■ Aim of the exercise: Every line that contains the word "hiểu" should be copied out.

■ Dataset rows:
▽
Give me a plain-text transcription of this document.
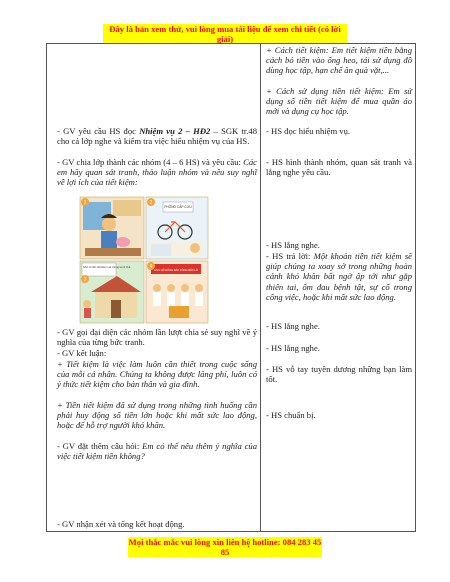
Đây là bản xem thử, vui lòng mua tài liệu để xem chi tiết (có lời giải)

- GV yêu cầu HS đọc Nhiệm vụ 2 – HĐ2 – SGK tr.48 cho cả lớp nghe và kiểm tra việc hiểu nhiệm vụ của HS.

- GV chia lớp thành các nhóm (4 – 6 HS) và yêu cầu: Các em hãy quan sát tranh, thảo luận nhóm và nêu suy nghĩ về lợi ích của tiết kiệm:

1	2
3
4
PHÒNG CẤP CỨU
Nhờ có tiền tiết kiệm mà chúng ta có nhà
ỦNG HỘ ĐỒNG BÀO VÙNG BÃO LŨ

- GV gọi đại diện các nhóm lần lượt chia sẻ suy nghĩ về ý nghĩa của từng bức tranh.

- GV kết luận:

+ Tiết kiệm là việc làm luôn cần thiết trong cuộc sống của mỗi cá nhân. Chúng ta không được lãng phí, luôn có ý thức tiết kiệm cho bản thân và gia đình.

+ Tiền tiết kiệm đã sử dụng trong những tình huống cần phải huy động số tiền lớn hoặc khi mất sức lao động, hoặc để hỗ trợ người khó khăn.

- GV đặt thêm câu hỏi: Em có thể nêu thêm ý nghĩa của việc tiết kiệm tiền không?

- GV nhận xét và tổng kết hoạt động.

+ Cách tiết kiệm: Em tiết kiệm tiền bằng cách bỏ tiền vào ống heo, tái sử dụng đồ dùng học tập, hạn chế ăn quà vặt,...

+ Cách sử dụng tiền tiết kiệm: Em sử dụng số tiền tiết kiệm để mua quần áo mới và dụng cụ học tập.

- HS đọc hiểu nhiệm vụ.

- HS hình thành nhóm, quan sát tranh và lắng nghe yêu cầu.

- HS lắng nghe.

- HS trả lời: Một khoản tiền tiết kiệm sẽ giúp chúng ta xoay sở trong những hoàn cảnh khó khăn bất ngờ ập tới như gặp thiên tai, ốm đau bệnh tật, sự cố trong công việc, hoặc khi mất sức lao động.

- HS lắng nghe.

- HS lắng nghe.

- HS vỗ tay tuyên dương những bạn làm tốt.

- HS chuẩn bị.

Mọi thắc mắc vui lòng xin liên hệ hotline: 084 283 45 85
△
▽
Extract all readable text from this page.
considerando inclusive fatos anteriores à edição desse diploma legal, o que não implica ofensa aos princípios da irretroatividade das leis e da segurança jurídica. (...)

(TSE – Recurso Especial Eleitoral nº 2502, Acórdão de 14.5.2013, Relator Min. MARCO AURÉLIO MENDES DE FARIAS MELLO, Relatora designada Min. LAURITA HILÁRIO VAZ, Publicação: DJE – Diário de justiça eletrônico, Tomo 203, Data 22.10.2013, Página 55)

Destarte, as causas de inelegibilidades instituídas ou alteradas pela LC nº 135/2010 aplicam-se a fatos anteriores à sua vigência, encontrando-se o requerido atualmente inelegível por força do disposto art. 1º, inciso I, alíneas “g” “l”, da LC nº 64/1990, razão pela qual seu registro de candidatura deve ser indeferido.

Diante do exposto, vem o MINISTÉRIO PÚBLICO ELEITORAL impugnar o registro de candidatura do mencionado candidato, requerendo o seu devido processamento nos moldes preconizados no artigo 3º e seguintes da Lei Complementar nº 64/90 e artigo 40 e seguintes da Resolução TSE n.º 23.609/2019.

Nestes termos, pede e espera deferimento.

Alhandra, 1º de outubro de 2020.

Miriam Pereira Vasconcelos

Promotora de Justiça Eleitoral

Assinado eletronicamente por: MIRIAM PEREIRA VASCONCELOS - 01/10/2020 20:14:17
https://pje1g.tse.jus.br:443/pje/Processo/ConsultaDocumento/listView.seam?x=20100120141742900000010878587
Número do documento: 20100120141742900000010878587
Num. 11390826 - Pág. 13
△
■ Completed task:
- GV yêu cầu HS đọc Nhiệm vụ 2 – HĐ2 – SGK tr.48 cho cả lớp nghe và kiểm tra việc hiểu nhiệm vụ của HS.
- HS đọc hiểu nhiệm vụ.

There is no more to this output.